Set exercise - Drop every picture and give the entries back exactly.

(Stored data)
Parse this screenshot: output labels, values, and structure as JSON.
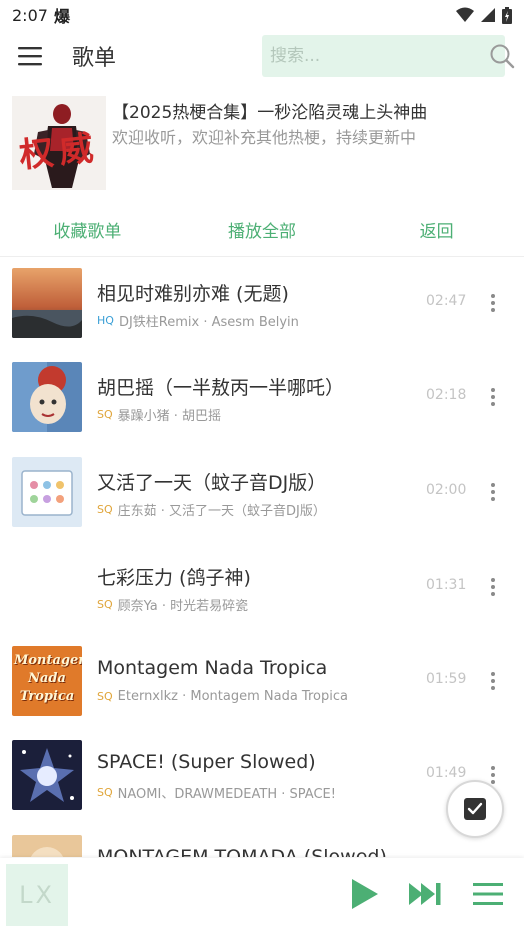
{
  "status_bar": {
    "time": "2:07",
    "extra": "爆"
  },
  "app_bar": {
    "title": "歌单",
    "search_placeholder": "搜索..."
  },
  "playlist": {
    "title": "【2025热梗合集】一秒沦陷灵魂上头神曲",
    "description": "欢迎收听，欢迎补充其他热梗，持续更新中",
    "cover_text": "权威"
  },
  "actions": {
    "collect": "收藏歌单",
    "play_all": "播放全部",
    "back": "返回"
  },
  "songs": [
    {
      "name": "相见时难别亦难 (无题)",
      "quality": "HQ",
      "artist_album": "DJ铁柱Remix · Asesm Belyin",
      "duration": "02:47"
    },
    {
      "name": "胡巴摇（一半敖丙一半哪吒）",
      "quality": "SQ",
      "artist_album": "暴躁小猪 · 胡巴摇",
      "duration": "02:18"
    },
    {
      "name": "又活了一天（蚊子音DJ版）",
      "quality": "SQ",
      "artist_album": "庄东茹 · 又活了一天（蚊子音DJ版）",
      "duration": "02:00"
    },
    {
      "name": "七彩压力 (鸽子神)",
      "quality": "SQ",
      "artist_album": "顾奈Ya · 时光若易碎瓷",
      "duration": "01:31"
    },
    {
      "name": "Montagem Nada Tropica",
      "quality": "SQ",
      "artist_album": "Eternxlkz · Montagem Nada Tropica",
      "duration": "01:59",
      "cover_text": "Montagem Nada Tropica"
    },
    {
      "name": "SPACE! (Super Slowed)",
      "quality": "SQ",
      "artist_album": "NAOMI、DRAWMEDEATH · SPACE!",
      "duration": "01:49"
    },
    {
      "name": "MONTAGEM TOMADA (Slowed)",
      "quality": "",
      "artist_album": "",
      "duration": ""
    }
  ],
  "player": {
    "logo": "LX"
  },
  "colors": {
    "accent": "#4caf74",
    "search_bg": "#e3f4ea",
    "hq": "#3a9fd6",
    "sq": "#e0a53a"
  }
}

Reply to the task -
Parse this screenshot: output labels, values, and structure as JSON.
{
  "status_bar": {
    "time": "2:07",
    "extra": "爆"
  },
  "app_bar": {
    "title": "歌单",
    "search_placeholder": "搜索..."
  },
  "playlist": {
    "title": "【2025热梗合集】一秒沦陷灵魂上头神曲",
    "description": "欢迎收听，欢迎补充其他热梗，持续更新中",
    "cover_text": "权威"
  },
  "actions": {
    "collect": "收藏歌单",
    "play_all": "播放全部",
    "back": "返回"
  },
  "songs": [
    {
      "name": "相见时难别亦难 (无题)",
      "quality": "HQ",
      "artist_album": "DJ铁柱Remix · Asesm Belyin",
      "duration": "02:47"
    },
    {
      "name": "胡巴摇（一半敖丙一半哪吒）",
      "quality": "SQ",
      "artist_album": "暴躁小猪 · 胡巴摇",
      "duration": "02:18"
    },
    {
      "name": "又活了一天（蚊子音DJ版）",
      "quality": "SQ",
      "artist_album": "庄东茹 · 又活了一天（蚊子音DJ版）",
      "duration": "02:00"
    },
    {
      "name": "七彩压力 (鸽子神)",
      "quality": "SQ",
      "artist_album": "顾奈Ya · 时光若易碎瓷",
      "duration": "01:31"
    },
    {
      "name": "Montagem Nada Tropica",
      "quality": "SQ",
      "artist_album": "Eternxlkz · Montagem Nada Tropica",
      "duration": "01:59",
      "cover_text": "Montagem Nada Tropica"
    },
    {
      "name": "SPACE! (Super Slowed)",
      "quality": "SQ",
      "artist_album": "NAOMI、DRAWMEDEATH · SPACE!",
      "duration": "01:49"
    },
    {
      "name": "MONTAGEM TOMADA (Slowed)",
      "quality": "",
      "artist_album": "",
      "duration": ""
    }
  ],
  "player": {
    "logo": "LX"
  },
  "colors": {
    "accent": "#4caf74",
    "search_bg": "#e3f4ea",
    "hq": "#3a9fd6",
    "sq": "#e0a53a"
  }
}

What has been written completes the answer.